START Recorded data

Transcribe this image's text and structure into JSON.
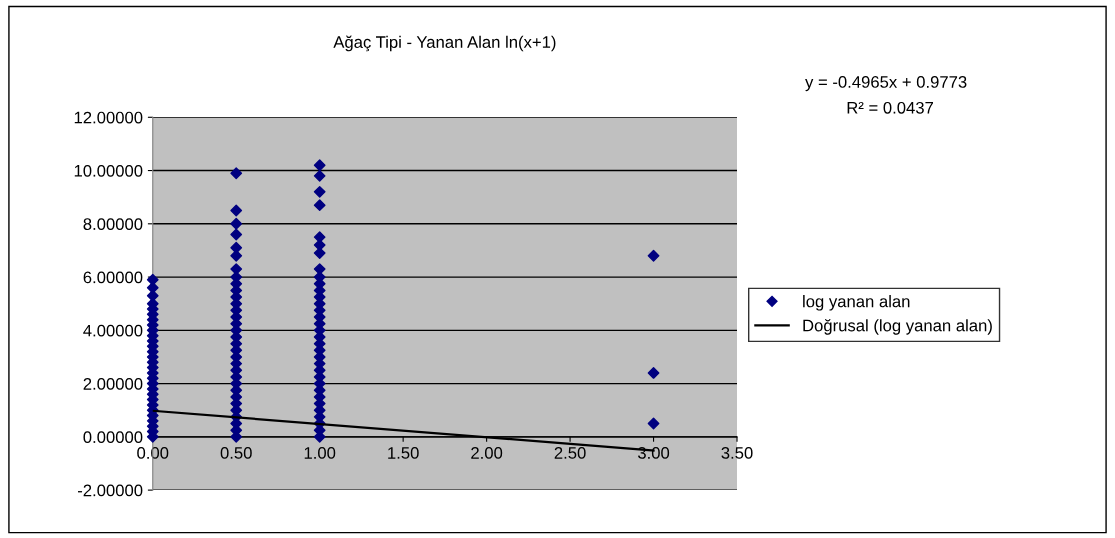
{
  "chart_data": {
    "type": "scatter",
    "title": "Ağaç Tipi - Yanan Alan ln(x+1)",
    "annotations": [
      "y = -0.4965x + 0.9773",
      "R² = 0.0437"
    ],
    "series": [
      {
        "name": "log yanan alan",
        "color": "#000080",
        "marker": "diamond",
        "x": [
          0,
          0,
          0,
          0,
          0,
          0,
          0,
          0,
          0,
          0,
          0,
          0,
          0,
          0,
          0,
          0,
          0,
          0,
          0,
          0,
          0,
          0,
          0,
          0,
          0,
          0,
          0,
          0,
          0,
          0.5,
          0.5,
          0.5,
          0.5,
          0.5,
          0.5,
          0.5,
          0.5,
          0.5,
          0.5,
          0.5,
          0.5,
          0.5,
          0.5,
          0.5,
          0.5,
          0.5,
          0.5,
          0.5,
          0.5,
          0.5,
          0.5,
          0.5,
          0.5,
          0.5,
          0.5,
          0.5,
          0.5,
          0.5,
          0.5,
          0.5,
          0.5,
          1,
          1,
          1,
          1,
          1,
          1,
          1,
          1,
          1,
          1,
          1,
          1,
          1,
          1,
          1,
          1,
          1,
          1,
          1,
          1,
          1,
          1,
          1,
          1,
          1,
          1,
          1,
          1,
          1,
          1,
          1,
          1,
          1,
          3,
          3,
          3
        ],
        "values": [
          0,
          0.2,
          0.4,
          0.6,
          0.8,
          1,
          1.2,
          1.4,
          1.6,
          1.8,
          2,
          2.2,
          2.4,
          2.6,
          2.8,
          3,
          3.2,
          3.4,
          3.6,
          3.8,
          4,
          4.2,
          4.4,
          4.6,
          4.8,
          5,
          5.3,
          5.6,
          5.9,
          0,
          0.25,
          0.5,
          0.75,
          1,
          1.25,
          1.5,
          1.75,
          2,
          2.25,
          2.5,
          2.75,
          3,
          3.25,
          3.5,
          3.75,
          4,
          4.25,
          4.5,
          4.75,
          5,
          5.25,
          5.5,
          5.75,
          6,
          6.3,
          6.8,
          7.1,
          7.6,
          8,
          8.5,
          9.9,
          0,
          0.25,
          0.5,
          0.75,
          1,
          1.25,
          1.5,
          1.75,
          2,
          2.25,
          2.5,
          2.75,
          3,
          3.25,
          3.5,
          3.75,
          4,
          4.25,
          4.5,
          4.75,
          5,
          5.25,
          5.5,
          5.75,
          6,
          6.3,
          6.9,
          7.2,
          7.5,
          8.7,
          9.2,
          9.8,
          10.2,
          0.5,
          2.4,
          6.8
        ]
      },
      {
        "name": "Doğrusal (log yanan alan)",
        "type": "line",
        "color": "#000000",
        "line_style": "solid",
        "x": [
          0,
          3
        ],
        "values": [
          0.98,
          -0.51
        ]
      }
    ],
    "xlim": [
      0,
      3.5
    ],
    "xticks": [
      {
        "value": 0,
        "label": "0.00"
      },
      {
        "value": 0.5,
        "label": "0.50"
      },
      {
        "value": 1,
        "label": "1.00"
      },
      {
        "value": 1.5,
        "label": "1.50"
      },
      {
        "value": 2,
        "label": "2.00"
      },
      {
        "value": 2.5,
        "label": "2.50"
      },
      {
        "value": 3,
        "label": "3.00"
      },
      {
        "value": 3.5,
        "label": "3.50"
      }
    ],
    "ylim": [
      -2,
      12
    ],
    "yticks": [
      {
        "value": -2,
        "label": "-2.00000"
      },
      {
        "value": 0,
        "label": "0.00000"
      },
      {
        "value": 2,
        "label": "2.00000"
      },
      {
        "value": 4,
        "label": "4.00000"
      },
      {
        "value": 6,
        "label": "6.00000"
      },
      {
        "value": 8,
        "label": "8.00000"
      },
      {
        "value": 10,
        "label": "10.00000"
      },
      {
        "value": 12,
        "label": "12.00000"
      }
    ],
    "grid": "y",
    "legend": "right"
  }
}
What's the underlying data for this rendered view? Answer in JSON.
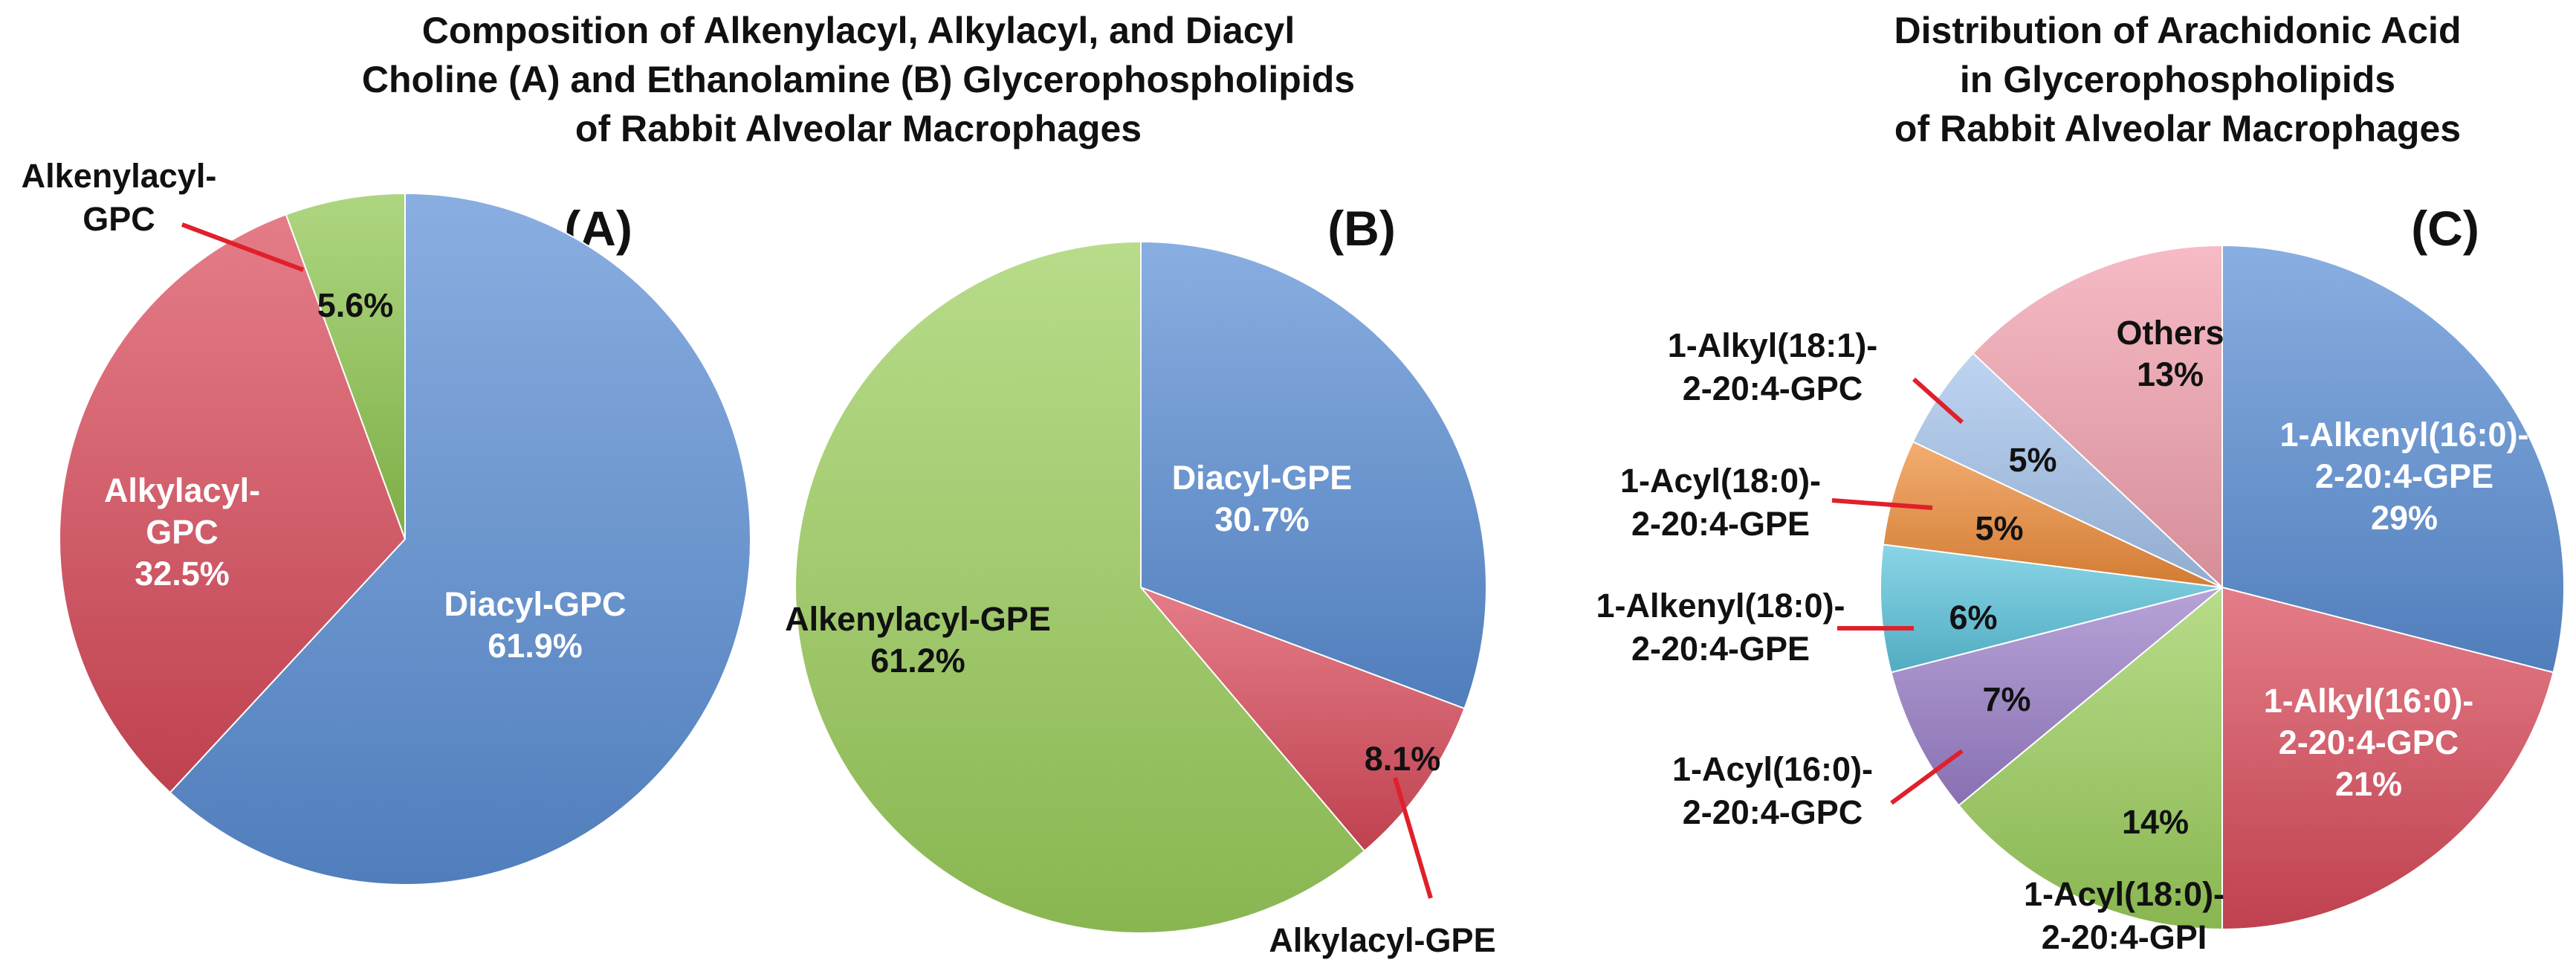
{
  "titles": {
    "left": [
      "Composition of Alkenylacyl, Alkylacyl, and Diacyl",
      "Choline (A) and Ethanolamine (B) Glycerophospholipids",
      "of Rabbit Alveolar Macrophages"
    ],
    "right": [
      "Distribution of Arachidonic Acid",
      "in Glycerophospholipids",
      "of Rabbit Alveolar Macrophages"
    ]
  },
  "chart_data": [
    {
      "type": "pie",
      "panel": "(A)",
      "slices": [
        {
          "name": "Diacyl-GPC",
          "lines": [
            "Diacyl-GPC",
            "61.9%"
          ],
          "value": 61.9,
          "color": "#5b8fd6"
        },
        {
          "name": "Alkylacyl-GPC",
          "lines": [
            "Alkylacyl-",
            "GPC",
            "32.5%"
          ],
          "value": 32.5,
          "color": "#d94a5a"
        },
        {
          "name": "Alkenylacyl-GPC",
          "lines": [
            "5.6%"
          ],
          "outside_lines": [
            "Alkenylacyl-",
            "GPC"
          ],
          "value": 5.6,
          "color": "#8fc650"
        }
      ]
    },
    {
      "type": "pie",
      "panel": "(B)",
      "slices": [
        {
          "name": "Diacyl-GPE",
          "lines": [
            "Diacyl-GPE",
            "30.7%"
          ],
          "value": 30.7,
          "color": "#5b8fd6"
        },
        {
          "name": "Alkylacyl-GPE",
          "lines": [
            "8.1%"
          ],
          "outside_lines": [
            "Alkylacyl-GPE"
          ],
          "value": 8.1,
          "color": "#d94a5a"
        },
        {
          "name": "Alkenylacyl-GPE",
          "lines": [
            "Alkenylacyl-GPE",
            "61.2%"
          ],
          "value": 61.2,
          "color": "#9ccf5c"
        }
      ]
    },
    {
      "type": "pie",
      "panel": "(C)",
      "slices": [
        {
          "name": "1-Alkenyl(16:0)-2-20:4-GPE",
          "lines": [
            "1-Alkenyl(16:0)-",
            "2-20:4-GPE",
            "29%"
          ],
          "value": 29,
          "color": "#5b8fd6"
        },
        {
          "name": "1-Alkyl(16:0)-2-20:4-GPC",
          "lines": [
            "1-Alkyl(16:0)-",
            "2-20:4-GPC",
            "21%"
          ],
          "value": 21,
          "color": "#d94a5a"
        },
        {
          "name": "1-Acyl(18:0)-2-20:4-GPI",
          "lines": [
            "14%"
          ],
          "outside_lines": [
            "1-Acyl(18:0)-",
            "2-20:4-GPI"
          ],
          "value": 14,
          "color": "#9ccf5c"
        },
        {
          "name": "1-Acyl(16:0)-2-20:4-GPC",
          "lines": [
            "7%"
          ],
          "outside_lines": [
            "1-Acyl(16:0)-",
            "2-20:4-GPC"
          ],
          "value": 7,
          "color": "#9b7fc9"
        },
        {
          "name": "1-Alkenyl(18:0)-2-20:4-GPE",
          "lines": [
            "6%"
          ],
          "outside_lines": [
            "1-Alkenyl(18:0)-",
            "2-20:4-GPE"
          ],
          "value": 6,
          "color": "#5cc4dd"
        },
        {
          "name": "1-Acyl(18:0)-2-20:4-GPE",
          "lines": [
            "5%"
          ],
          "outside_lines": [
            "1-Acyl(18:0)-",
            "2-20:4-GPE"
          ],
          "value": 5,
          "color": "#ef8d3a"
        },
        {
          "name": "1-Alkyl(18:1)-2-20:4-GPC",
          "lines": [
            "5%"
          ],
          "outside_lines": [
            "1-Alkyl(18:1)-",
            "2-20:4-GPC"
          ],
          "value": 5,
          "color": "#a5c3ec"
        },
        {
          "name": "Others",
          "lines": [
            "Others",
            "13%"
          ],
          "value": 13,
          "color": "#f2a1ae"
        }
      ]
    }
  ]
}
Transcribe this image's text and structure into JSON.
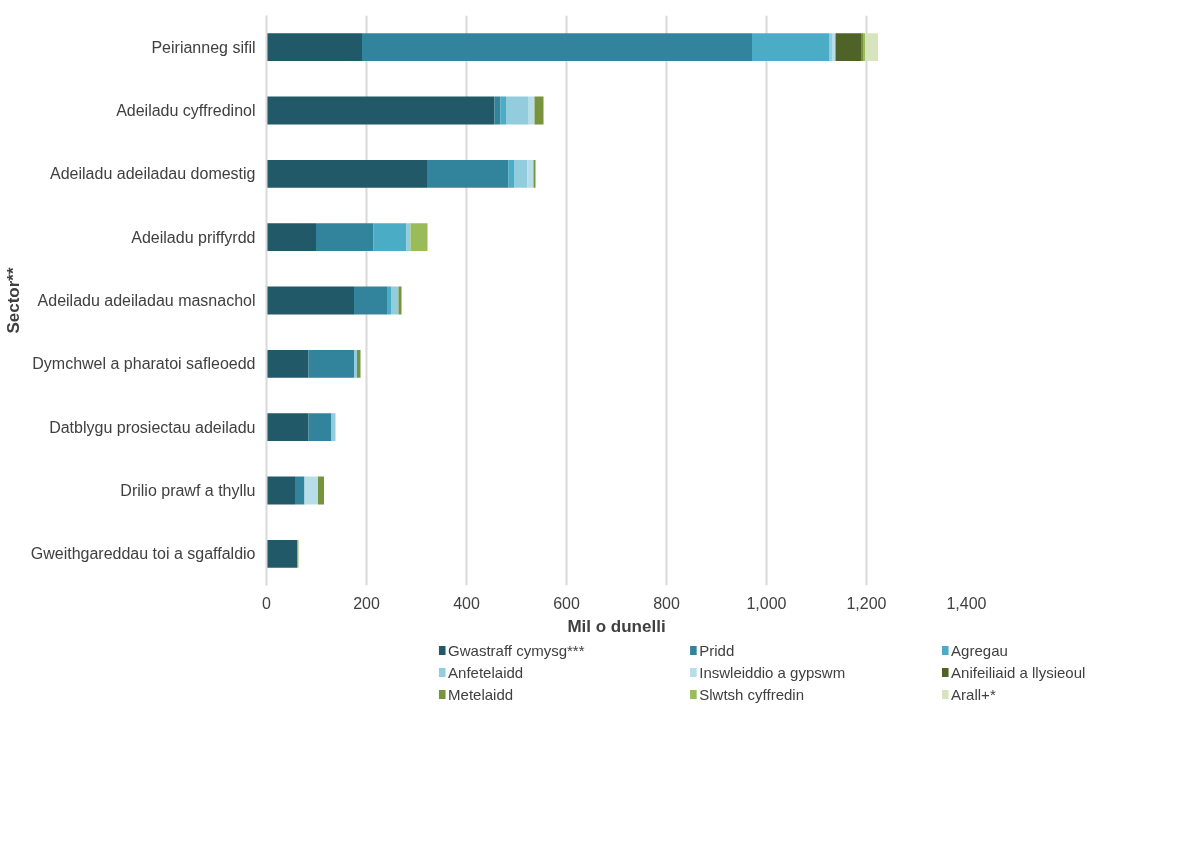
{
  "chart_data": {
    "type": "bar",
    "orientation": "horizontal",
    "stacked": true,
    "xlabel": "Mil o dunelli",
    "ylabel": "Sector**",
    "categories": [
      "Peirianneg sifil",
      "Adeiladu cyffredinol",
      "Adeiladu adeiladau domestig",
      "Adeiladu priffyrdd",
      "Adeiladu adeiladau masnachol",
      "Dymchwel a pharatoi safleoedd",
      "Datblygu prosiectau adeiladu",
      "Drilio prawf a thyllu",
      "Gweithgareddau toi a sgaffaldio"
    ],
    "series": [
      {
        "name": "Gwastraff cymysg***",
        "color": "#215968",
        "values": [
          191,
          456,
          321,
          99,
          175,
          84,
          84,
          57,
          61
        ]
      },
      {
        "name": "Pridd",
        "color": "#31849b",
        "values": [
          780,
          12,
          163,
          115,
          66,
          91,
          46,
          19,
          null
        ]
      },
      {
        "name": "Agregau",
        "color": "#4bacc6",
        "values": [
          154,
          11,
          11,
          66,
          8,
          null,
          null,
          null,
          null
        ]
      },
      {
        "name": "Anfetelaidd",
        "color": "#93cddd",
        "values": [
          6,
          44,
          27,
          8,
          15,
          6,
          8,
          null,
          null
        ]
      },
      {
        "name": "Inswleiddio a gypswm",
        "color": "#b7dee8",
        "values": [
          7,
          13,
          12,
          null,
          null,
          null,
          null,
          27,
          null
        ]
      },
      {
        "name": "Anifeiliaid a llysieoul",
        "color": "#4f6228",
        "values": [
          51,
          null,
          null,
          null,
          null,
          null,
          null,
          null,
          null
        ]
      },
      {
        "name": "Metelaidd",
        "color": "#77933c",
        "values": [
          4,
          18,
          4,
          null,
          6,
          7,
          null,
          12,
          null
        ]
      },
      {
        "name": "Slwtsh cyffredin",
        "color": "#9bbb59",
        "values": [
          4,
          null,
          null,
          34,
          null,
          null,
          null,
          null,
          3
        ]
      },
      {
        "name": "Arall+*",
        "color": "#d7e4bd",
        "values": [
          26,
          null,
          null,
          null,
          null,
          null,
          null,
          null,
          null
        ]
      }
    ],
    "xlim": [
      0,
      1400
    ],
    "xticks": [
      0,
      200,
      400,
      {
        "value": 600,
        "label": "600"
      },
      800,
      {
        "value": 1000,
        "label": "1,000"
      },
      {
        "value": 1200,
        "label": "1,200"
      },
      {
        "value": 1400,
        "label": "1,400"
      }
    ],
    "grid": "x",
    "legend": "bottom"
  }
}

END Recorded data

Written request: Report back each line of the entries that holds the string "Alkylacyl".

Expected output:
      "Composition of Alkenylacyl, Alkylacyl, and Diacyl",
          "name": "Alkylacyl-GPC",
            "Alkylacyl-",
          "name": "Alkylacyl-GPE",
            "Alkylacyl-GPE"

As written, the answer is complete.